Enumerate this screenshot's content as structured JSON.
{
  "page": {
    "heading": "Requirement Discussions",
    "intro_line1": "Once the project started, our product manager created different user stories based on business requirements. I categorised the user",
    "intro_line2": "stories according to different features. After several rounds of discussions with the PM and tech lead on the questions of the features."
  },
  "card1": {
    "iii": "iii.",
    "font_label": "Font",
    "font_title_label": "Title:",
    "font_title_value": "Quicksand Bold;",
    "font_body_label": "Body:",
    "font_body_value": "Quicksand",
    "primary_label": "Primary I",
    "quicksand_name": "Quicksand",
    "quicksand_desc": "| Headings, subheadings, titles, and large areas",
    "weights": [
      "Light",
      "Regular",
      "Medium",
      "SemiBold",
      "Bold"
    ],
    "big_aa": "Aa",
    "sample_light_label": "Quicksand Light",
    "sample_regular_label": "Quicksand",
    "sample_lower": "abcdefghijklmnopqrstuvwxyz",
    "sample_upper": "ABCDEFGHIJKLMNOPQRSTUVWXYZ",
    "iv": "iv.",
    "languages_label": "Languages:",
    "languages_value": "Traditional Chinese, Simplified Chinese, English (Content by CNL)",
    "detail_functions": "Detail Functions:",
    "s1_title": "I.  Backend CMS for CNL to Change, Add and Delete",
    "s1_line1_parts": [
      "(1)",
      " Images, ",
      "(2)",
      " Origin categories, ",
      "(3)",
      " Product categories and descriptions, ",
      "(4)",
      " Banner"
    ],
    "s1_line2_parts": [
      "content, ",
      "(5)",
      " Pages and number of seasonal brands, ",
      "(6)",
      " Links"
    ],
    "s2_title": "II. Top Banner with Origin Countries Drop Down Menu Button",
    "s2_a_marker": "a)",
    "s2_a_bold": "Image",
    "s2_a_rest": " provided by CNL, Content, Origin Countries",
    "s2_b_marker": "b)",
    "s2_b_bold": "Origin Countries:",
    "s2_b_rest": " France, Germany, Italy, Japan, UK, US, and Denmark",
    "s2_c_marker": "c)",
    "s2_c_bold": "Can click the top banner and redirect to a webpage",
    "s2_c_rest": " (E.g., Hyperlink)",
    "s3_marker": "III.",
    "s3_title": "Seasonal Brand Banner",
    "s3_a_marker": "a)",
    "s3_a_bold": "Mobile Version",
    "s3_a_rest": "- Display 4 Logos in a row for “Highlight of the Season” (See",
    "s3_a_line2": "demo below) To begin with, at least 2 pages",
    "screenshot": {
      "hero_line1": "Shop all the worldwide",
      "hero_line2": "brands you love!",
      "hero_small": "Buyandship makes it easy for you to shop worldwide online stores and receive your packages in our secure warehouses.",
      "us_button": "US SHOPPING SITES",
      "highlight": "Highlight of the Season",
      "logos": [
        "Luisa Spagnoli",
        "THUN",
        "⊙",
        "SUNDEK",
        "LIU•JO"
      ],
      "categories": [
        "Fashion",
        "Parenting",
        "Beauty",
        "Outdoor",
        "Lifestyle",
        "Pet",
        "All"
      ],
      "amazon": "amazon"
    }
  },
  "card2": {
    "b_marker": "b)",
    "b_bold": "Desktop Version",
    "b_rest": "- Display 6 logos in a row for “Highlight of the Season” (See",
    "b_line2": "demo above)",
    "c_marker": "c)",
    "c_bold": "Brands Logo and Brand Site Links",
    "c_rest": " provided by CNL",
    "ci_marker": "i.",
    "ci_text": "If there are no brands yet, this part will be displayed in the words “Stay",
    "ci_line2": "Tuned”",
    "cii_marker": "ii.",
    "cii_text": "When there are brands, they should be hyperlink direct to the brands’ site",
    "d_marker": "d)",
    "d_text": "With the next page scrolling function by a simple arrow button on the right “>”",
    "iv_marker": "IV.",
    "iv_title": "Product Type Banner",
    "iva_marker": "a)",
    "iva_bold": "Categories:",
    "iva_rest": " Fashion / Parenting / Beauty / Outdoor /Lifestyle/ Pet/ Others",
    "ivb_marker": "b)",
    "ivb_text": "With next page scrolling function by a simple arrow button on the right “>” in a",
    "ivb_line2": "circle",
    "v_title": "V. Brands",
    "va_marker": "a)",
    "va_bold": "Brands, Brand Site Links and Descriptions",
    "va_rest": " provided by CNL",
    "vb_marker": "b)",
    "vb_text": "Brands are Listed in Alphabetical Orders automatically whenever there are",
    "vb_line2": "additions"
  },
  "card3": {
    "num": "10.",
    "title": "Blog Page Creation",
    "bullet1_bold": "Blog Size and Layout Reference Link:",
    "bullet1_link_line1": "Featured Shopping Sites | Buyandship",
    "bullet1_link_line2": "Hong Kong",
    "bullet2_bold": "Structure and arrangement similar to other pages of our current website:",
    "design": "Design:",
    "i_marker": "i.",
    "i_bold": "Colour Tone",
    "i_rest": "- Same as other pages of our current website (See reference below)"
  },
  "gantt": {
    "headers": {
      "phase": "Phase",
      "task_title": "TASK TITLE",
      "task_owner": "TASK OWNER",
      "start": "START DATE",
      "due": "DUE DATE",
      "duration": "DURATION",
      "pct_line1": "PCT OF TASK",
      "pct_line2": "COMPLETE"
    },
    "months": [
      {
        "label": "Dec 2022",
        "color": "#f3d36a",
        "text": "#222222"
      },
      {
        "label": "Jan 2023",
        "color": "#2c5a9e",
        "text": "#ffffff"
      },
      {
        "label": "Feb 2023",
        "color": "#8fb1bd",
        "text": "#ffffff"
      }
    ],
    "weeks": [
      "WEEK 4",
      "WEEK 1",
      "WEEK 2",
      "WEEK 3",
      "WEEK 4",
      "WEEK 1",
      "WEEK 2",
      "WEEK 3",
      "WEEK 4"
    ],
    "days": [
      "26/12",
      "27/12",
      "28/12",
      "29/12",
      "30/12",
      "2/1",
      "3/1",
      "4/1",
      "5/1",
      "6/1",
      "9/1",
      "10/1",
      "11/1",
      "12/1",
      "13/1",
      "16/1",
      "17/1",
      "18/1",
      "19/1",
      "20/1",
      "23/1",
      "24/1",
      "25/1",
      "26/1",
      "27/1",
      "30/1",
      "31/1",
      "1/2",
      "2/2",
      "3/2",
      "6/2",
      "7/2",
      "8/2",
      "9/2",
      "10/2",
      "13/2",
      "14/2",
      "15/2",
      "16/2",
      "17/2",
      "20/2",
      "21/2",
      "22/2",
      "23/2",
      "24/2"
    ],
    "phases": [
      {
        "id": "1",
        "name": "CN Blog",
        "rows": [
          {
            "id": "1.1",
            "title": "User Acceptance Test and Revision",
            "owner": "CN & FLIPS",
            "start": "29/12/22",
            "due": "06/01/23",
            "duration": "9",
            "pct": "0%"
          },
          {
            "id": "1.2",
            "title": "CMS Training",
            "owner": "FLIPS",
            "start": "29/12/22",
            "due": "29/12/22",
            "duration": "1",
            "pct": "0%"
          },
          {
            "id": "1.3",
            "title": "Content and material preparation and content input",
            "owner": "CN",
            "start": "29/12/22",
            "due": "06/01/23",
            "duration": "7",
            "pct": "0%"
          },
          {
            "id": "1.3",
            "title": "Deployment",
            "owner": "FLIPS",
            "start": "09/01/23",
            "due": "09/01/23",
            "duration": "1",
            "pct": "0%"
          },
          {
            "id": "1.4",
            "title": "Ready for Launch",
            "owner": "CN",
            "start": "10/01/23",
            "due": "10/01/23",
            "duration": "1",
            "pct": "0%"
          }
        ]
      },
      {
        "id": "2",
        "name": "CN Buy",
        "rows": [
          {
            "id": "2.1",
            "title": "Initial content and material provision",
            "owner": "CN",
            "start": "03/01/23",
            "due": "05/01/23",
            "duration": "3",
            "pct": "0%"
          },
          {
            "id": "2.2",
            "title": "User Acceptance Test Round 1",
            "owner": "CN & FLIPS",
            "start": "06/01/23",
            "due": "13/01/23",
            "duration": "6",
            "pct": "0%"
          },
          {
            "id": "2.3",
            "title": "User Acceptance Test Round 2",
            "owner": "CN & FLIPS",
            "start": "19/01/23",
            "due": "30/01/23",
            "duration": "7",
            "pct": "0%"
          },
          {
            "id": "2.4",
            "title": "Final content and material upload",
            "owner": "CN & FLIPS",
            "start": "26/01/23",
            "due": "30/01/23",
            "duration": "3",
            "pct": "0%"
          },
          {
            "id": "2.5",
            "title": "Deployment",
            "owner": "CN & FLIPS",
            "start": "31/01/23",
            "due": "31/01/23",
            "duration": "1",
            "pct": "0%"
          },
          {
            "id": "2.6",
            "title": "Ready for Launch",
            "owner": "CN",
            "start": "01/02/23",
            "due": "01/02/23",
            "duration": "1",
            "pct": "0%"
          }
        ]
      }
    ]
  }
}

+ + + + +

### WORK TO DO
Which lines contain the word "Test"? Copy each one.

### THE RESPONSE
            "title": "User Acceptance Test and Revision",
            "title": "User Acceptance Test Round 1",
            "title": "User Acceptance Test Round 2",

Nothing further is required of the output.